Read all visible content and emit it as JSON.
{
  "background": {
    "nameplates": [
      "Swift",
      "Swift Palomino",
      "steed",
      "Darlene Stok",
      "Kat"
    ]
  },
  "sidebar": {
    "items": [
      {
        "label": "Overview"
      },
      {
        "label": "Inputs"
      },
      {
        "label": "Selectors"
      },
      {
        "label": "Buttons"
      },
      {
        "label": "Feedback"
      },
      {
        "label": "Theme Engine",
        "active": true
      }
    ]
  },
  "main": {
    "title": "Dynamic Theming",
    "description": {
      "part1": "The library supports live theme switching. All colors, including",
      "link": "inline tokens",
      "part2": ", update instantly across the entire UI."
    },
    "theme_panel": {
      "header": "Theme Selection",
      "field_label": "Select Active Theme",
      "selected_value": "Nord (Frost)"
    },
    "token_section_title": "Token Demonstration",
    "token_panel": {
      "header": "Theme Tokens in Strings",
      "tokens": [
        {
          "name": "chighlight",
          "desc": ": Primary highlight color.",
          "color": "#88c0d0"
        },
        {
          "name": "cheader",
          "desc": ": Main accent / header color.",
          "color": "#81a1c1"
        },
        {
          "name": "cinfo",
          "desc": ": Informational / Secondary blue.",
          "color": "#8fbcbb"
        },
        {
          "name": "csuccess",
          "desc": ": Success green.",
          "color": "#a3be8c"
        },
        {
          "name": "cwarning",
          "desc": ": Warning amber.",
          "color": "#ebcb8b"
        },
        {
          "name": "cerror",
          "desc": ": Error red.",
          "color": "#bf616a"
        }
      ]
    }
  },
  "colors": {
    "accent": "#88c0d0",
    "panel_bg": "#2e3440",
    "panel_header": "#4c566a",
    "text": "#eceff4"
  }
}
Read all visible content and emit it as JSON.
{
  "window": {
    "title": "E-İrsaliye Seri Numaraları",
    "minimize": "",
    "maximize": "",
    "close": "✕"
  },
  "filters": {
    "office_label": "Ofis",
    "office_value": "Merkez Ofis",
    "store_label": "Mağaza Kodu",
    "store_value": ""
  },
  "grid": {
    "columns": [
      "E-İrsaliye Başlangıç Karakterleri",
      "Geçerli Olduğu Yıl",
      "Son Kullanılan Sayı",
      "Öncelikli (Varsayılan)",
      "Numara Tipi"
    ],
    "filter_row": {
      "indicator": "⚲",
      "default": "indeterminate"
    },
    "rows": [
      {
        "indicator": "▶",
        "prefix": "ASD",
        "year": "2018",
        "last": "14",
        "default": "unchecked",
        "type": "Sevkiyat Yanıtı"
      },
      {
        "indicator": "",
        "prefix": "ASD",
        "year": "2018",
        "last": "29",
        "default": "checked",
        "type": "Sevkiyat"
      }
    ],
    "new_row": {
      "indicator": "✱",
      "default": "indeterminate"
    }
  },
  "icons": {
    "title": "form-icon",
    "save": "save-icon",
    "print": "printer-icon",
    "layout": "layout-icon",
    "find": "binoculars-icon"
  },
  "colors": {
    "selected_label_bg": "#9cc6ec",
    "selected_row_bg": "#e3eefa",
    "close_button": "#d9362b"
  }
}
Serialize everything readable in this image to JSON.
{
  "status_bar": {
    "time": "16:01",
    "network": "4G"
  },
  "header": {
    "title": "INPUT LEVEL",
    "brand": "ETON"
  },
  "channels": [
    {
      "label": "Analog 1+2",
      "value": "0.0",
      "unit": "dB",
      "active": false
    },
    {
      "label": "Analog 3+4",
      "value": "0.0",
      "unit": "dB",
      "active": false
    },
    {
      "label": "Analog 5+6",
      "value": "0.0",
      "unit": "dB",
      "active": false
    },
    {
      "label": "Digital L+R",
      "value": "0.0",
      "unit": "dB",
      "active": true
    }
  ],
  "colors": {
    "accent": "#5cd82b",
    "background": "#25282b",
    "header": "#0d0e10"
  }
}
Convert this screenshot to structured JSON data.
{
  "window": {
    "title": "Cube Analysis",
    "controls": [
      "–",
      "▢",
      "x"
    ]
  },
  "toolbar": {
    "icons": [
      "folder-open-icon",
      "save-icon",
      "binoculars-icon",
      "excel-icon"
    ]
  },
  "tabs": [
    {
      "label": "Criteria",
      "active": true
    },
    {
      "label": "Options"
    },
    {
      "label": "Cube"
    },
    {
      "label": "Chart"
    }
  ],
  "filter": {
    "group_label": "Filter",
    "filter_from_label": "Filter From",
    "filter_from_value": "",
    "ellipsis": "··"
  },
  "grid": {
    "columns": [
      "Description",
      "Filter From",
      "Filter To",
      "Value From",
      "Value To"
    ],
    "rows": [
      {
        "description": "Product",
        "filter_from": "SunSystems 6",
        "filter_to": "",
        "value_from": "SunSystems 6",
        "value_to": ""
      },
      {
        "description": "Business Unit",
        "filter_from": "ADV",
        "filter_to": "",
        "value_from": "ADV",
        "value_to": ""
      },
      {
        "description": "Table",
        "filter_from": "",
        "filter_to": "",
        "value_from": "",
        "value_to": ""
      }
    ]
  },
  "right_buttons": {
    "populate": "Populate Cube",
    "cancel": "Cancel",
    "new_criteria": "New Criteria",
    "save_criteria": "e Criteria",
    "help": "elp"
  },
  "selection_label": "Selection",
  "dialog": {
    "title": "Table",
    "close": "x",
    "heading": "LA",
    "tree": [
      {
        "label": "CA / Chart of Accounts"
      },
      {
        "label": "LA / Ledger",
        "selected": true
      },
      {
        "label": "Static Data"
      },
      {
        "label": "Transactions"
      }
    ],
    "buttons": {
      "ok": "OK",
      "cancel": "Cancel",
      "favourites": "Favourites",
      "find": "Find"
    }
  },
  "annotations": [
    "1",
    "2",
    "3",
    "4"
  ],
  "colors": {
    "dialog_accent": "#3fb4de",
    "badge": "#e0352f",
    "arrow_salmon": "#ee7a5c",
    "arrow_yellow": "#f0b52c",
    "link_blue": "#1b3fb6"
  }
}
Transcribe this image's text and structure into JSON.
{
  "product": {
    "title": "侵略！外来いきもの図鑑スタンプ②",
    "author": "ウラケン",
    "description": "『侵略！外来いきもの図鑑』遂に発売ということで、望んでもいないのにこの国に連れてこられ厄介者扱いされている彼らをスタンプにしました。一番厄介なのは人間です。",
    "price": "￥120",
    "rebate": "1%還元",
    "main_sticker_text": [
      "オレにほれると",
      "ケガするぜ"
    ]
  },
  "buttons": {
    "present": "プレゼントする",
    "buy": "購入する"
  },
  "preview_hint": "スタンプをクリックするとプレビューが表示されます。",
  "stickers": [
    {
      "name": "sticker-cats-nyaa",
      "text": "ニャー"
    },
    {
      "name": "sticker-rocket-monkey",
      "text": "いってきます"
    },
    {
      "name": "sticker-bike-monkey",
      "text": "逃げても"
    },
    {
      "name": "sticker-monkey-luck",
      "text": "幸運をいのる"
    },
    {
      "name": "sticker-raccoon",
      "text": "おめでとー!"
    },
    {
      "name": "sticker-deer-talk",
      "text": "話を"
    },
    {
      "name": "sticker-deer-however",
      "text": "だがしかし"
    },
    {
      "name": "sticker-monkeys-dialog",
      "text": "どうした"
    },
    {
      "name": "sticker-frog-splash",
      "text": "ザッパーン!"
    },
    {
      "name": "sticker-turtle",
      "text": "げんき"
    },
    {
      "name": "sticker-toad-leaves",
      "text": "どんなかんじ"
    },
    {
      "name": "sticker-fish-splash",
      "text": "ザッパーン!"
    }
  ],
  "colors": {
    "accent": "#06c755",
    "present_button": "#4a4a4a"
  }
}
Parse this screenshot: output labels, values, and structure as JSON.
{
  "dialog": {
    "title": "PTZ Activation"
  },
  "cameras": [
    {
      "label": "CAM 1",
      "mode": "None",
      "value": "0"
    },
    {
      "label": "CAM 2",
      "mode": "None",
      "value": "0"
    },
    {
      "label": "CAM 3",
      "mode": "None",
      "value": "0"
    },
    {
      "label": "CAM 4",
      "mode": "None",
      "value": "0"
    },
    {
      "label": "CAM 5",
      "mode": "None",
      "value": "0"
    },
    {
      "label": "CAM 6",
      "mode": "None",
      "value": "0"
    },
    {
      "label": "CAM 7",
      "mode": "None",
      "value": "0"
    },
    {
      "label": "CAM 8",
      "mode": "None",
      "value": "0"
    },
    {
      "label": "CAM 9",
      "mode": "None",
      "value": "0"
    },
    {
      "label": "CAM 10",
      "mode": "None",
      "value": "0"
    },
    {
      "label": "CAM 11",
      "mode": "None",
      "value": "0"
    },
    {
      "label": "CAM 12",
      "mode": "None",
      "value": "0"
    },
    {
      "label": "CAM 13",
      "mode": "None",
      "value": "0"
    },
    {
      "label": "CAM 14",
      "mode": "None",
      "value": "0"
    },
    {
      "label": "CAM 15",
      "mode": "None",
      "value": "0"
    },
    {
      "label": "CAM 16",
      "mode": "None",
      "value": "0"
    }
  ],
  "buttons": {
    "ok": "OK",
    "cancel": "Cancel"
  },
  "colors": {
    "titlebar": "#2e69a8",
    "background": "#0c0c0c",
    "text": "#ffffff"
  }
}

[What you should do] Look through the material above and pick out each line holding the word "İrsaliye".

[Correct answer]
    "title": "E-İrsaliye Seri Numaraları",
      "E-İrsaliye Başlangıç Karakterleri",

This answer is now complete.